--- Required task ---
Make an exact copy of all the entries, with the pictures left out.

--- Stored data ---

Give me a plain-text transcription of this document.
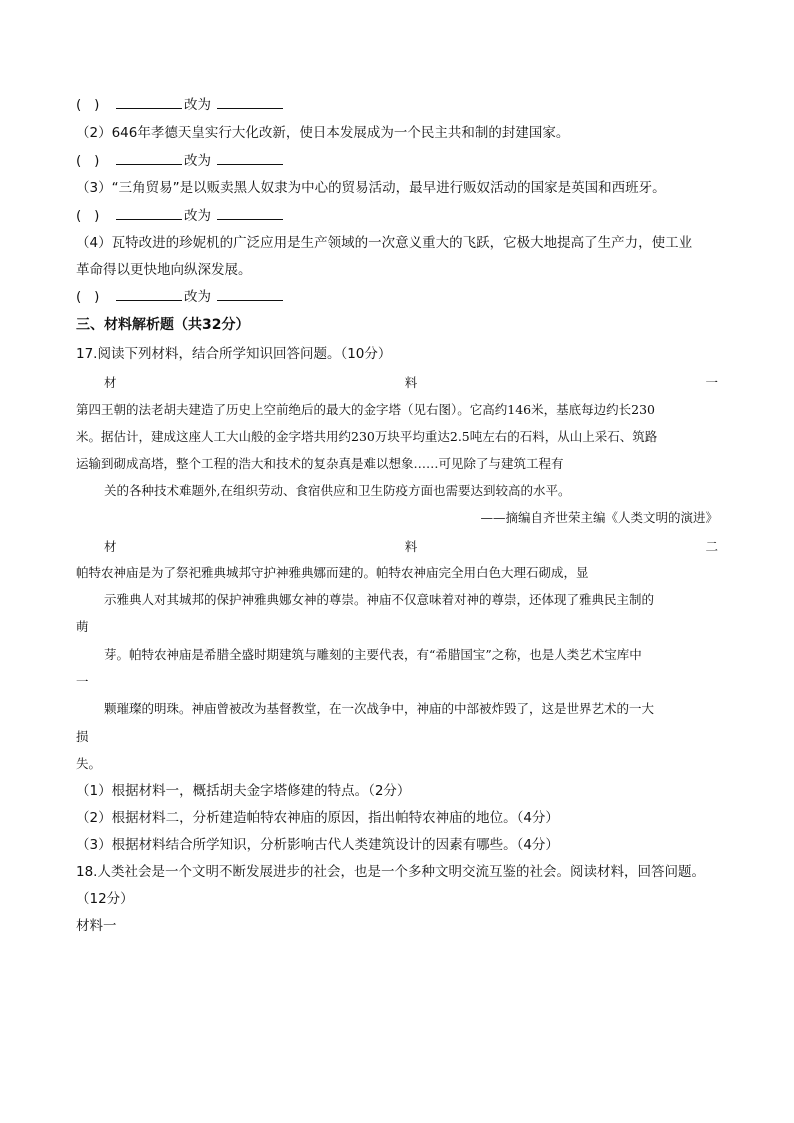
(   )	改为
（2）646年孝德天皇实行大化改新，使日本发展成为一个民主共和制的封建国家。
(   )	改为
（3）“三角贸易”是以贩卖黑人奴隶为中心的贸易活动，最早进行贩奴活动的国家是英国和西班牙。
(   )	改为
（4）瓦特改进的珍妮机的广泛应用是生产领域的一次意义重大的飞跃，它极大地提高了生产力，使工业
革命得以更快地向纵深发展。
(   )	改为
三、材料解析题（共32分）
17.阅读下列材料，结合所学知识回答问题。（10分）
材	料	一
第四王朝的法老胡夫建造了历史上空前绝后的最大的金字塔（见右图）。它高约146米，基底每边约长230
米。据估计，建成这座人工大山般的金字塔共用约230万块平均重达2.5吨左右的石料，从山上采石、筑路
运输到砌成高塔，整个工程的浩大和技术的复杂真是难以想象……可见除了与建筑工程有
关的各种技术难题外,在组织劳动、食宿供应和卫生防疫方面也需要达到较高的水平。
——摘编自齐世荣主编《人类文明的演进》
材	料	二
帕特农神庙是为了祭祀雅典城邦守护神雅典娜而建的。帕特农神庙完全用白色大理石砌成，显
示雅典人对其城邦的保护神雅典娜女神的尊崇。神庙不仅意味着对神的尊崇，还体现了雅典民主制的
萌
芽。帕特农神庙是希腊全盛时期建筑与雕刻的主要代表，有“希腊国宝”之称，也是人类艺术宝库中
一
颗璀璨的明珠。神庙曾被改为基督教堂，在一次战争中，神庙的中部被炸毁了，这是世界艺术的一大
损
失。
（1）根据材料一，概括胡夫金字塔修建的特点。（2分）
（2）根据材料二，分析建造帕特农神庙的原因，指出帕特农神庙的地位。（4分）
（3）根据材料结合所学知识，分析影响古代人类建筑设计的因素有哪些。（4分）
18.人类社会是一个文明不断发展进步的社会，也是一个多种文明交流互鉴的社会。阅读材料，回答问题。
（12分）
材料一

--- Solution for this exercise ---
Give me a plain-text transcription of this document.
(   )	改为
（2）646年孝德天皇实行大化改新，使日本发展成为一个民主共和制的封建国家。
(   )	改为
（3）“三角贸易”是以贩卖黑人奴隶为中心的贸易活动，最早进行贩奴活动的国家是英国和西班牙。
(   )	改为
（4）瓦特改进的珍妮机的广泛应用是生产领域的一次意义重大的飞跃，它极大地提高了生产力，使工业
革命得以更快地向纵深发展。
(   )	改为
三、材料解析题（共32分）
17.阅读下列材料，结合所学知识回答问题。（10分）
材	料	一
第四王朝的法老胡夫建造了历史上空前绝后的最大的金字塔（见右图）。它高约146米，基底每边约长230
米。据估计，建成这座人工大山般的金字塔共用约230万块平均重达2.5吨左右的石料，从山上采石、筑路
运输到砌成高塔，整个工程的浩大和技术的复杂真是难以想象……可见除了与建筑工程有
关的各种技术难题外,在组织劳动、食宿供应和卫生防疫方面也需要达到较高的水平。
——摘编自齐世荣主编《人类文明的演进》
材	料	二
帕特农神庙是为了祭祀雅典城邦守护神雅典娜而建的。帕特农神庙完全用白色大理石砌成，显
示雅典人对其城邦的保护神雅典娜女神的尊崇。神庙不仅意味着对神的尊崇，还体现了雅典民主制的
萌
芽。帕特农神庙是希腊全盛时期建筑与雕刻的主要代表，有“希腊国宝”之称，也是人类艺术宝库中
一
颗璀璨的明珠。神庙曾被改为基督教堂，在一次战争中，神庙的中部被炸毁了，这是世界艺术的一大
损
失。
（1）根据材料一，概括胡夫金字塔修建的特点。（2分）
（2）根据材料二，分析建造帕特农神庙的原因，指出帕特农神庙的地位。（4分）
（3）根据材料结合所学知识，分析影响古代人类建筑设计的因素有哪些。（4分）
18.人类社会是一个文明不断发展进步的社会，也是一个多种文明交流互鉴的社会。阅读材料，回答问题。
（12分）
材料一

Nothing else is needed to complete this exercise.